Can you reproduce the data beneath, keeping every line exact?

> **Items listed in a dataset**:

--------

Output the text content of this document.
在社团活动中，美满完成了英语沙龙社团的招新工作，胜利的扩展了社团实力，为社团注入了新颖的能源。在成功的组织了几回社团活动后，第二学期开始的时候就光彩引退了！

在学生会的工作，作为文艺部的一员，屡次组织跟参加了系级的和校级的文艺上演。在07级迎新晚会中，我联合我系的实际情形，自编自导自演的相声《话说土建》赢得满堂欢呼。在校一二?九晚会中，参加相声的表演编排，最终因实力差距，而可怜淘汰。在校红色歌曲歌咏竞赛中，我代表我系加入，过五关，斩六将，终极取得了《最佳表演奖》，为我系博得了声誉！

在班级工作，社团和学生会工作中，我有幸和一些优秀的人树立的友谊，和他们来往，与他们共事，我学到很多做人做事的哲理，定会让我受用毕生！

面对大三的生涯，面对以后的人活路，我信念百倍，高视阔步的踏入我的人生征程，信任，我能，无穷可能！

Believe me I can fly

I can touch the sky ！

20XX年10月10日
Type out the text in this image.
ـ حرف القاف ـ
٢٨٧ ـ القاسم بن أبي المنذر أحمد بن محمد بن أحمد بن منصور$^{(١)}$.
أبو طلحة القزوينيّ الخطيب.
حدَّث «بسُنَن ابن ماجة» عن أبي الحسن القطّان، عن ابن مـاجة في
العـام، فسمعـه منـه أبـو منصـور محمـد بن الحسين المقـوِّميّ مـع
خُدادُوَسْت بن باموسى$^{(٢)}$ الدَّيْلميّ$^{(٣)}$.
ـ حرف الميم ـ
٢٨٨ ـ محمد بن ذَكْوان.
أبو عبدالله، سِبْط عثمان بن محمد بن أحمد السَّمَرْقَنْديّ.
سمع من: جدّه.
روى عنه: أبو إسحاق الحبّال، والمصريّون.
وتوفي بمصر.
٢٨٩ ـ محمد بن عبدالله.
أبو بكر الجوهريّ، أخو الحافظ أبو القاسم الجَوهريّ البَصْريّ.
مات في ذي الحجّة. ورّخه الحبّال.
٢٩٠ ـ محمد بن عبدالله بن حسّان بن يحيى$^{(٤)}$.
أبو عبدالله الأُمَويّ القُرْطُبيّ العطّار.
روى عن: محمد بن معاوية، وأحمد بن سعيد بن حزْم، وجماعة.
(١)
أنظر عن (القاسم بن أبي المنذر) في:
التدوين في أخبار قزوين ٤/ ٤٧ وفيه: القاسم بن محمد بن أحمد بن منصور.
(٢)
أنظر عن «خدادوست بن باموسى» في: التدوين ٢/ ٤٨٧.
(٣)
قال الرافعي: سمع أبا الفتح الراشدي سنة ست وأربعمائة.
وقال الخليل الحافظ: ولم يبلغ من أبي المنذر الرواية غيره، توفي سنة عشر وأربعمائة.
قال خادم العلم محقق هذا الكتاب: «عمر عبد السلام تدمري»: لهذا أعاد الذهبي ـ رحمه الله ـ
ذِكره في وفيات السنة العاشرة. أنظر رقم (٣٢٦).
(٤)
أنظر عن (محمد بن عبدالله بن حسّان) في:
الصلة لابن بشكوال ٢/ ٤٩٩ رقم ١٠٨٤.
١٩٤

--------

> **RESULT OF THE TASK**:
Output the text content of this document.
在社团活动中，美满完成了英语沙龙社团的招新工作，胜利的扩展了社团实力，为社团注入了新颖的能源。在成功的组织了几回社团活动后，第二学期开始的时候就光彩引退了！

在学生会的工作，作为文艺部的一员，屡次组织跟参加了系级的和校级的文艺上演。在07级迎新晚会中，我联合我系的实际情形，自编自导自演的相声《话说土建》赢得满堂欢呼。在校一二?九晚会中，参加相声的表演编排，最终因实力差距，而可怜淘汰。在校红色歌曲歌咏竞赛中，我代表我系加入，过五关，斩六将，终极取得了《最佳表演奖》，为我系博得了声誉！

在班级工作，社团和学生会工作中，我有幸和一些优秀的人树立的友谊，和他们来往，与他们共事，我学到很多做人做事的哲理，定会让我受用毕生！

面对大三的生涯，面对以后的人活路，我信念百倍，高视阔步的踏入我的人生征程，信任，我能，无穷可能！

Believe me I can fly

I can touch the sky ！

20XX年10月10日
Type out the text in this image.
ـ حرف القاف ـ
٢٨٧ ـ القاسم بن أبي المنذر أحمد بن محمد بن أحمد بن منصور$^{(١)}$.
أبو طلحة القزوينيّ الخطيب.
حدَّث «بسُنَن ابن ماجة» عن أبي الحسن القطّان، عن ابن مـاجة في
العـام، فسمعـه منـه أبـو منصـور محمـد بن الحسين المقـوِّميّ مـع
خُدادُوَسْت بن باموسى$^{(٢)}$ الدَّيْلميّ$^{(٣)}$.
ـ حرف الميم ـ
٢٨٨ ـ محمد بن ذَكْوان.
أبو عبدالله، سِبْط عثمان بن محمد بن أحمد السَّمَرْقَنْديّ.
سمع من: جدّه.
روى عنه: أبو إسحاق الحبّال، والمصريّون.
وتوفي بمصر.
٢٨٩ ـ محمد بن عبدالله.
أبو بكر الجوهريّ، أخو الحافظ أبو القاسم الجَوهريّ البَصْريّ.
مات في ذي الحجّة. ورّخه الحبّال.
٢٩٠ ـ محمد بن عبدالله بن حسّان بن يحيى$^{(٤)}$.
أبو عبدالله الأُمَويّ القُرْطُبيّ العطّار.
روى عن: محمد بن معاوية، وأحمد بن سعيد بن حزْم، وجماعة.
(١)
أنظر عن (القاسم بن أبي المنذر) في:
التدوين في أخبار قزوين ٤/ ٤٧ وفيه: القاسم بن محمد بن أحمد بن منصور.
(٢)
أنظر عن «خدادوست بن باموسى» في: التدوين ٢/ ٤٨٧.
(٣)
قال الرافعي: سمع أبا الفتح الراشدي سنة ست وأربعمائة.
وقال الخليل الحافظ: ولم يبلغ من أبي المنذر الرواية غيره، توفي سنة عشر وأربعمائة.
قال خادم العلم محقق هذا الكتاب: «عمر عبد السلام تدمري»: لهذا أعاد الذهبي ـ رحمه الله ـ
ذِكره في وفيات السنة العاشرة. أنظر رقم (٣٢٦).
(٤)
أنظر عن (محمد بن عبدالله بن حسّان) في:
الصلة لابن بشكوال ٢/ ٤٩٩ رقم ١٠٨٤.
١٩٤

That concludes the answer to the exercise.